— Begin RECORDED INFORMATION —
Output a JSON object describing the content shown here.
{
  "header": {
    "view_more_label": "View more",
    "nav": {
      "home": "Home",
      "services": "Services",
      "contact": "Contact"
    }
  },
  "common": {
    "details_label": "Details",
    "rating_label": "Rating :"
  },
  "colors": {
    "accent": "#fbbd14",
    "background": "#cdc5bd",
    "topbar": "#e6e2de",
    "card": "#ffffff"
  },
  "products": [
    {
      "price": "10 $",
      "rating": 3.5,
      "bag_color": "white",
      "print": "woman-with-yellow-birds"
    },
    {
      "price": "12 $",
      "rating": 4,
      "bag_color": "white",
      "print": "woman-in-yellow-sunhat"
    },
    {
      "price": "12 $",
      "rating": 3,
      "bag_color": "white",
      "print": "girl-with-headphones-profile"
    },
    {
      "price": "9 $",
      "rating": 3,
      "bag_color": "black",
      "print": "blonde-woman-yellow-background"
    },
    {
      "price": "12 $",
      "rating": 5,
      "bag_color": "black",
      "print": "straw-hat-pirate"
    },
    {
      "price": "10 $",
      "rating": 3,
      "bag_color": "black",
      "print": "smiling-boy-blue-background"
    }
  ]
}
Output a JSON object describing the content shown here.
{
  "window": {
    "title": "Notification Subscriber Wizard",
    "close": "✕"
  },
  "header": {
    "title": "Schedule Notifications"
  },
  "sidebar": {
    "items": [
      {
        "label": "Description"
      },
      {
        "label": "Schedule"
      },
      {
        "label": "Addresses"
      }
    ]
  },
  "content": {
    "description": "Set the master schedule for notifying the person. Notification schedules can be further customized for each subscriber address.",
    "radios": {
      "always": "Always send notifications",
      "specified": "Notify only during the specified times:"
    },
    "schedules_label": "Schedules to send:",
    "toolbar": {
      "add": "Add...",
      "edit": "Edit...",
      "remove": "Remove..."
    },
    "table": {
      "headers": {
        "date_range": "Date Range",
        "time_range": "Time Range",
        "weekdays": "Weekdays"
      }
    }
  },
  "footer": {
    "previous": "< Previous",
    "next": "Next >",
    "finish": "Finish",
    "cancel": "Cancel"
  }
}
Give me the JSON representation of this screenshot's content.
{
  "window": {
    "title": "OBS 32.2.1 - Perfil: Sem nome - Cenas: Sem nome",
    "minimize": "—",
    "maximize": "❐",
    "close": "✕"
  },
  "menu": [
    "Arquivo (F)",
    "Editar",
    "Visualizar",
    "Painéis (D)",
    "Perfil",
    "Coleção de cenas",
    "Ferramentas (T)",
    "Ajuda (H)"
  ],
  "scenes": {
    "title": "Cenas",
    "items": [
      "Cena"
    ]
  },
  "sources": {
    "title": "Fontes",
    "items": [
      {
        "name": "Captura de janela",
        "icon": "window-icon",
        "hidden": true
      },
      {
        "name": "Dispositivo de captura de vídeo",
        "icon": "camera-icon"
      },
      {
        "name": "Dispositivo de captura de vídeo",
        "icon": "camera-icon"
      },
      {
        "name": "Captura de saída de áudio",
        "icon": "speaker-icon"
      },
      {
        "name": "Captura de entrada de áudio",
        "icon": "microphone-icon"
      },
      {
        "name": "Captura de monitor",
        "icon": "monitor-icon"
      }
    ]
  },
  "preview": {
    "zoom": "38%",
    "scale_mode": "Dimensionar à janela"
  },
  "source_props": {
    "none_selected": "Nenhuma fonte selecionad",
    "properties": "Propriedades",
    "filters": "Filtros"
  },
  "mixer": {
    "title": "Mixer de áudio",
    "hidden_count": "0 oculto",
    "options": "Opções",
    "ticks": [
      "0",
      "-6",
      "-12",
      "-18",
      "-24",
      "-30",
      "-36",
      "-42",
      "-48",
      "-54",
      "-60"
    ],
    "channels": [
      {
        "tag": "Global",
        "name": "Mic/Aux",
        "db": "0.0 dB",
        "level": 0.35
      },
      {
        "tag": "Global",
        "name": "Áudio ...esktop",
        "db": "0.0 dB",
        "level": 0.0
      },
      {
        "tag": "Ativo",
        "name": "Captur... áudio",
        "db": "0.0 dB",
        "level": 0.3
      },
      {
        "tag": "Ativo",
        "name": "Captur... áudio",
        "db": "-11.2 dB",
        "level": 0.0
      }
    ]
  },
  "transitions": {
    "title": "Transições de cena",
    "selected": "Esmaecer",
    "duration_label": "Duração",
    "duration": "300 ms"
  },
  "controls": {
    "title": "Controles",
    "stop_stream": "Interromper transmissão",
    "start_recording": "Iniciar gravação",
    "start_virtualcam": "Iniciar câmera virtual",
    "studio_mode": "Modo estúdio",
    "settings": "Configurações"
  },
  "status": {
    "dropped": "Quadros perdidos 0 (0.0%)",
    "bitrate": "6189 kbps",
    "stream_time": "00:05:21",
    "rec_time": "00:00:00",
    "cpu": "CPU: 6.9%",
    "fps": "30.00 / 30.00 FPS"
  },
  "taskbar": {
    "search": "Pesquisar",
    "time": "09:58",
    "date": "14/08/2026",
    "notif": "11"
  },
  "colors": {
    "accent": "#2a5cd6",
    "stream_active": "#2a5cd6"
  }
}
— End RECORDED INFORMATION —
#### TASK BRIEF
Write out every line of the records exactly.

#### RESPONSE TO THE TASK
Output a JSON object describing the content shown here.
{
  "header": {
    "view_more_label": "View more",
    "nav": {
      "home": "Home",
      "services": "Services",
      "contact": "Contact"
    }
  },
  "common": {
    "details_label": "Details",
    "rating_label": "Rating :"
  },
  "colors": {
    "accent": "#fbbd14",
    "background": "#cdc5bd",
    "topbar": "#e6e2de",
    "card": "#ffffff"
  },
  "products": [
    {
      "price": "10 $",
      "rating": 3.5,
      "bag_color": "white",
      "print": "woman-with-yellow-birds"
    },
    {
      "price": "12 $",
      "rating": 4,
      "bag_color": "white",
      "print": "woman-in-yellow-sunhat"
    },
    {
      "price": "12 $",
      "rating": 3,
      "bag_color": "white",
      "print": "girl-with-headphones-profile"
    },
    {
      "price": "9 $",
      "rating": 3,
      "bag_color": "black",
      "print": "blonde-woman-yellow-background"
    },
    {
      "price": "12 $",
      "rating": 5,
      "bag_color": "black",
      "print": "straw-hat-pirate"
    },
    {
      "price": "10 $",
      "rating": 3,
      "bag_color": "black",
      "print": "smiling-boy-blue-background"
    }
  ]
}
Output a JSON object describing the content shown here.
{
  "window": {
    "title": "Notification Subscriber Wizard",
    "close": "✕"
  },
  "header": {
    "title": "Schedule Notifications"
  },
  "sidebar": {
    "items": [
      {
        "label": "Description"
      },
      {
        "label": "Schedule"
      },
      {
        "label": "Addresses"
      }
    ]
  },
  "content": {
    "description": "Set the master schedule for notifying the person. Notification schedules can be further customized for each subscriber address.",
    "radios": {
      "always": "Always send notifications",
      "specified": "Notify only during the specified times:"
    },
    "schedules_label": "Schedules to send:",
    "toolbar": {
      "add": "Add...",
      "edit": "Edit...",
      "remove": "Remove..."
    },
    "table": {
      "headers": {
        "date_range": "Date Range",
        "time_range": "Time Range",
        "weekdays": "Weekdays"
      }
    }
  },
  "footer": {
    "previous": "< Previous",
    "next": "Next >",
    "finish": "Finish",
    "cancel": "Cancel"
  }
}
Give me the JSON representation of this screenshot's content.
{
  "window": {
    "title": "OBS 32.2.1 - Perfil: Sem nome - Cenas: Sem nome",
    "minimize": "—",
    "maximize": "❐",
    "close": "✕"
  },
  "menu": [
    "Arquivo (F)",
    "Editar",
    "Visualizar",
    "Painéis (D)",
    "Perfil",
    "Coleção de cenas",
    "Ferramentas (T)",
    "Ajuda (H)"
  ],
  "scenes": {
    "title": "Cenas",
    "items": [
      "Cena"
    ]
  },
  "sources": {
    "title": "Fontes",
    "items": [
      {
        "name": "Captura de janela",
        "icon": "window-icon",
        "hidden": true
      },
      {
        "name": "Dispositivo de captura de vídeo",
        "icon": "camera-icon"
      },
      {
        "name": "Dispositivo de captura de vídeo",
        "icon": "camera-icon"
      },
      {
        "name": "Captura de saída de áudio",
        "icon": "speaker-icon"
      },
      {
        "name": "Captura de entrada de áudio",
        "icon": "microphone-icon"
      },
      {
        "name": "Captura de monitor",
        "icon": "monitor-icon"
      }
    ]
  },
  "preview": {
    "zoom": "38%",
    "scale_mode": "Dimensionar à janela"
  },
  "source_props": {
    "none_selected": "Nenhuma fonte selecionad",
    "properties": "Propriedades",
    "filters": "Filtros"
  },
  "mixer": {
    "title": "Mixer de áudio",
    "hidden_count": "0 oculto",
    "options": "Opções",
    "ticks": [
      "0",
      "-6",
      "-12",
      "-18",
      "-24",
      "-30",
      "-36",
      "-42",
      "-48",
      "-54",
      "-60"
    ],
    "channels": [
      {
        "tag": "Global",
        "name": "Mic/Aux",
        "db": "0.0 dB",
        "level": 0.35
      },
      {
        "tag": "Global",
        "name": "Áudio ...esktop",
        "db": "0.0 dB",
        "level": 0.0
      },
      {
        "tag": "Ativo",
        "name": "Captur... áudio",
        "db": "0.0 dB",
        "level": 0.3
      },
      {
        "tag": "Ativo",
        "name": "Captur... áudio",
        "db": "-11.2 dB",
        "level": 0.0
      }
    ]
  },
  "transitions": {
    "title": "Transições de cena",
    "selected": "Esmaecer",
    "duration_label": "Duração",
    "duration": "300 ms"
  },
  "controls": {
    "title": "Controles",
    "stop_stream": "Interromper transmissão",
    "start_recording": "Iniciar gravação",
    "start_virtualcam": "Iniciar câmera virtual",
    "studio_mode": "Modo estúdio",
    "settings": "Configurações"
  },
  "status": {
    "dropped": "Quadros perdidos 0 (0.0%)",
    "bitrate": "6189 kbps",
    "stream_time": "00:05:21",
    "rec_time": "00:00:00",
    "cpu": "CPU: 6.9%",
    "fps": "30.00 / 30.00 FPS"
  },
  "taskbar": {
    "search": "Pesquisar",
    "time": "09:58",
    "date": "14/08/2026",
    "notif": "11"
  },
  "colors": {
    "accent": "#2a5cd6",
    "stream_active": "#2a5cd6"
  }
}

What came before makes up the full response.